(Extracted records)
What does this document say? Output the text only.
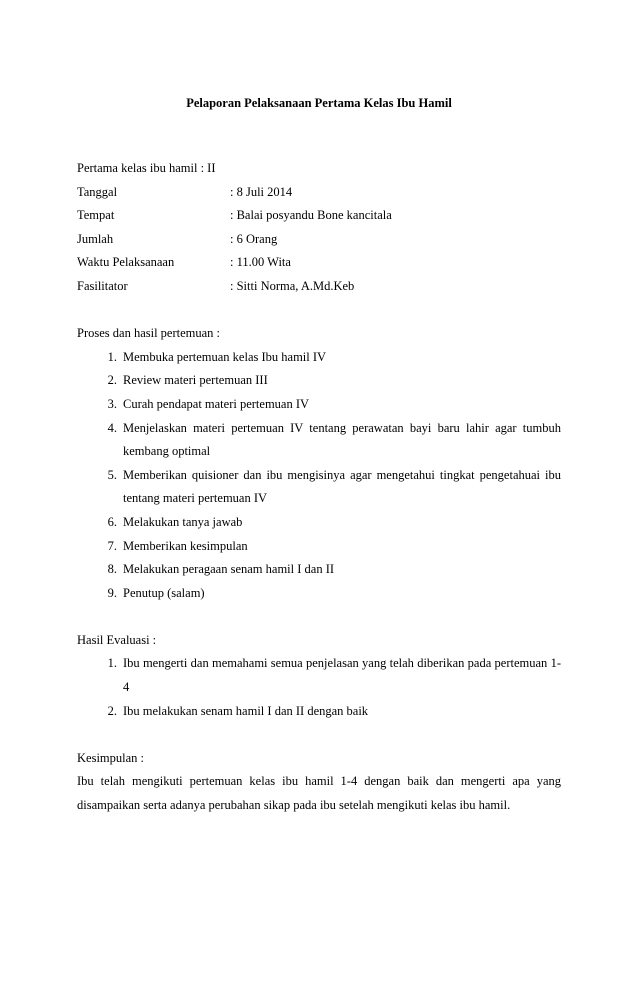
Pelaporan Pelaksanaan Pertama Kelas Ibu Hamil
Pertama kelas ibu hamil : II
Tanggal	: 8 Juli 2014
Tempat	: Balai posyandu Bone kancitala
Jumlah	: 6 Orang
Waktu Pelaksanaan	: 11.00 Wita
Fasilitator	: Sitti Norma, A.Md.Keb
Proses dan hasil pertemuan :
1. Membuka pertemuan kelas Ibu hamil IV
2. Review materi pertemuan III
3. Curah pendapat materi pertemuan IV
4. Menjelaskan materi pertemuan IV tentang perawatan bayi baru lahir agar tumbuh kembang optimal
5. Memberikan quisioner dan ibu mengisinya agar mengetahui tingkat pengetahuai ibu tentang materi pertemuan IV
6. Melakukan tanya jawab
7. Memberikan kesimpulan
8. Melakukan peragaan senam hamil I dan II
9. Penutup (salam)
Hasil Evaluasi :
1. Ibu mengerti dan memahami semua penjelasan yang telah diberikan pada pertemuan 1-4
2. Ibu melakukan senam hamil I dan II dengan baik
Kesimpulan :
Ibu telah mengikuti pertemuan kelas ibu hamil 1-4 dengan baik dan mengerti apa yang disampaikan serta adanya perubahan sikap pada ibu setelah mengikuti kelas ibu hamil.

### Exercise goal
Reproduce the listing word for word and omit its pictures.

### Complete output
What does this document say? Output the text only.
Pelaporan Pelaksanaan Pertama Kelas Ibu Hamil
Pertama kelas ibu hamil : II
Tanggal	: 8 Juli 2014
Tempat	: Balai posyandu Bone kancitala
Jumlah	: 6 Orang
Waktu Pelaksanaan	: 11.00 Wita
Fasilitator	: Sitti Norma, A.Md.Keb
Proses dan hasil pertemuan :
1. Membuka pertemuan kelas Ibu hamil IV
2. Review materi pertemuan III
3. Curah pendapat materi pertemuan IV
4. Menjelaskan materi pertemuan IV tentang perawatan bayi baru lahir agar tumbuh kembang optimal
5. Memberikan quisioner dan ibu mengisinya agar mengetahui tingkat pengetahuai ibu tentang materi pertemuan IV
6. Melakukan tanya jawab
7. Memberikan kesimpulan
8. Melakukan peragaan senam hamil I dan II
9. Penutup (salam)
Hasil Evaluasi :
1. Ibu mengerti dan memahami semua penjelasan yang telah diberikan pada pertemuan 1-4
2. Ibu melakukan senam hamil I dan II dengan baik
Kesimpulan :
Ibu telah mengikuti pertemuan kelas ibu hamil 1-4 dengan baik dan mengerti apa yang disampaikan serta adanya perubahan sikap pada ibu setelah mengikuti kelas ibu hamil.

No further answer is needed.